**Instructions to follow:**
Every line below is to be copied exactly, with the pictures left out.

* Begin Information supplied *

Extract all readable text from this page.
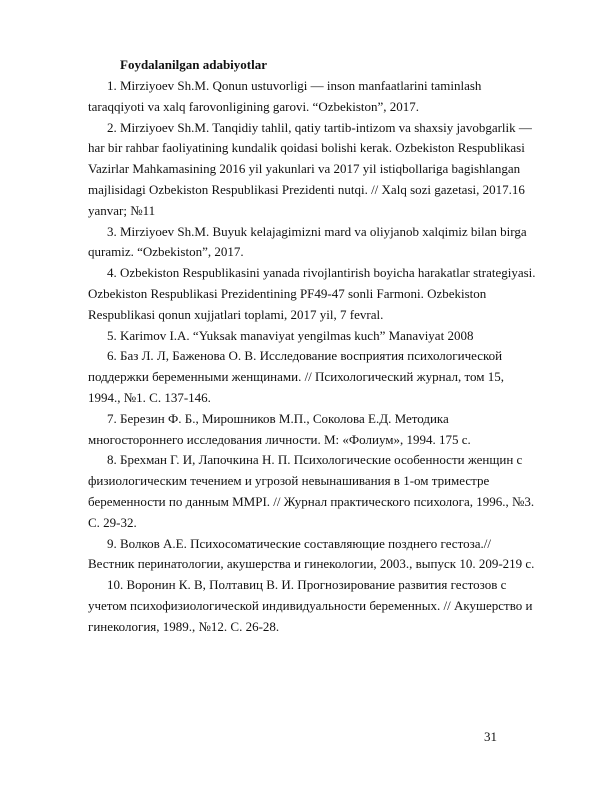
Foydalanilgan adabiyotlar
1. Mirziyoev Sh.M. Qonun ustuvorligi — inson manfaatlarini taminlash
taraqqiyoti va xalq farovonligining garovi. “Ozbekiston”, 2017.
2. Mirziyoev Sh.M. Tanqidiy tahlil, qatiy tartib-intizom va shaxsiy javobgarlik —
har bir rahbar faoliyatining kundalik qoidasi bolishi kerak. Ozbekiston Respublikasi
Vazirlar Mahkamasining 2016 yil yakunlari va 2017 yil istiqbollariga bagishlangan
majlisidagi Ozbekiston Respublikasi Prezidenti nutqi. // Xalq sozi gazetasi, 2017.16
yanvar; №11
3. Mirziyoev Sh.M. Buyuk kelajagimizni mard va oliyjanob xalqimiz bilan birga
quramiz. “Ozbekiston”, 2017.
4. Ozbekiston Respublikasini yanada rivojlantirish boyicha harakatlar strategiyasi.
Ozbekiston Respublikasi Prezidentining PF49-47 sonli Farmoni. Ozbekiston
Respublikasi qonun xujjatlari toplami, 2017 yil, 7 fevral.
5. Karimov I.A. “Yuksak manaviyat yengilmas kuch” Manaviyat 2008
6. Баз Л. Л, Баженова О. В. Исследование восприятия психологической
поддержки беременными женщинами. // Психологический журнал, том 15,
1994., №1. С. 137-146.
7. Березин Ф. Б., Мирошников М.П., Соколова Е.Д. Методика
многостороннего исследования личности. М: «Фолиум», 1994. 175 с.
8. Брехман Г. И, Лапочкина Н. П. Психологические особенности женщин с
физиологическим течением и угрозой невынашивания в 1-ом триместре
беременности по данным MMPI. // Журнал практического психолога, 1996., №3.
С. 29-32.
9. Волков А.Е. Психосоматические составляющие позднего гестоза.//
Вестник перинатологии, акушерства и гинекологии, 2003., выпуск 10. 209-219 с.
10. Воронин К. В, Полтавиц В. И. Прогнозирование развития гестозов с
учетом психофизиологической индивидуальности беременных. // Акушерство и
гинекология, 1989., №12. С. 26-28.
31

* End Information supplied *

**Response to the task:**
Extract all readable text from this page.
Foydalanilgan adabiyotlar
1. Mirziyoev Sh.M. Qonun ustuvorligi — inson manfaatlarini taminlash
taraqqiyoti va xalq farovonligining garovi. “Ozbekiston”, 2017.
2. Mirziyoev Sh.M. Tanqidiy tahlil, qatiy tartib-intizom va shaxsiy javobgarlik —
har bir rahbar faoliyatining kundalik qoidasi bolishi kerak. Ozbekiston Respublikasi
Vazirlar Mahkamasining 2016 yil yakunlari va 2017 yil istiqbollariga bagishlangan
majlisidagi Ozbekiston Respublikasi Prezidenti nutqi. // Xalq sozi gazetasi, 2017.16
yanvar; №11
3. Mirziyoev Sh.M. Buyuk kelajagimizni mard va oliyjanob xalqimiz bilan birga
quramiz. “Ozbekiston”, 2017.
4. Ozbekiston Respublikasini yanada rivojlantirish boyicha harakatlar strategiyasi.
Ozbekiston Respublikasi Prezidentining PF49-47 sonli Farmoni. Ozbekiston
Respublikasi qonun xujjatlari toplami, 2017 yil, 7 fevral.
5. Karimov I.A. “Yuksak manaviyat yengilmas kuch” Manaviyat 2008
6. Баз Л. Л, Баженова О. В. Исследование восприятия психологической
поддержки беременными женщинами. // Психологический журнал, том 15,
1994., №1. С. 137-146.
7. Березин Ф. Б., Мирошников М.П., Соколова Е.Д. Методика
многостороннего исследования личности. М: «Фолиум», 1994. 175 с.
8. Брехман Г. И, Лапочкина Н. П. Психологические особенности женщин с
физиологическим течением и угрозой невынашивания в 1-ом триместре
беременности по данным MMPI. // Журнал практического психолога, 1996., №3.
С. 29-32.
9. Волков А.Е. Психосоматические составляющие позднего гестоза.//
Вестник перинатологии, акушерства и гинекологии, 2003., выпуск 10. 209-219 с.
10. Воронин К. В, Полтавиц В. И. Прогнозирование развития гестозов с
учетом психофизиологической индивидуальности беременных. // Акушерство и
гинекология, 1989., №12. С. 26-28.
31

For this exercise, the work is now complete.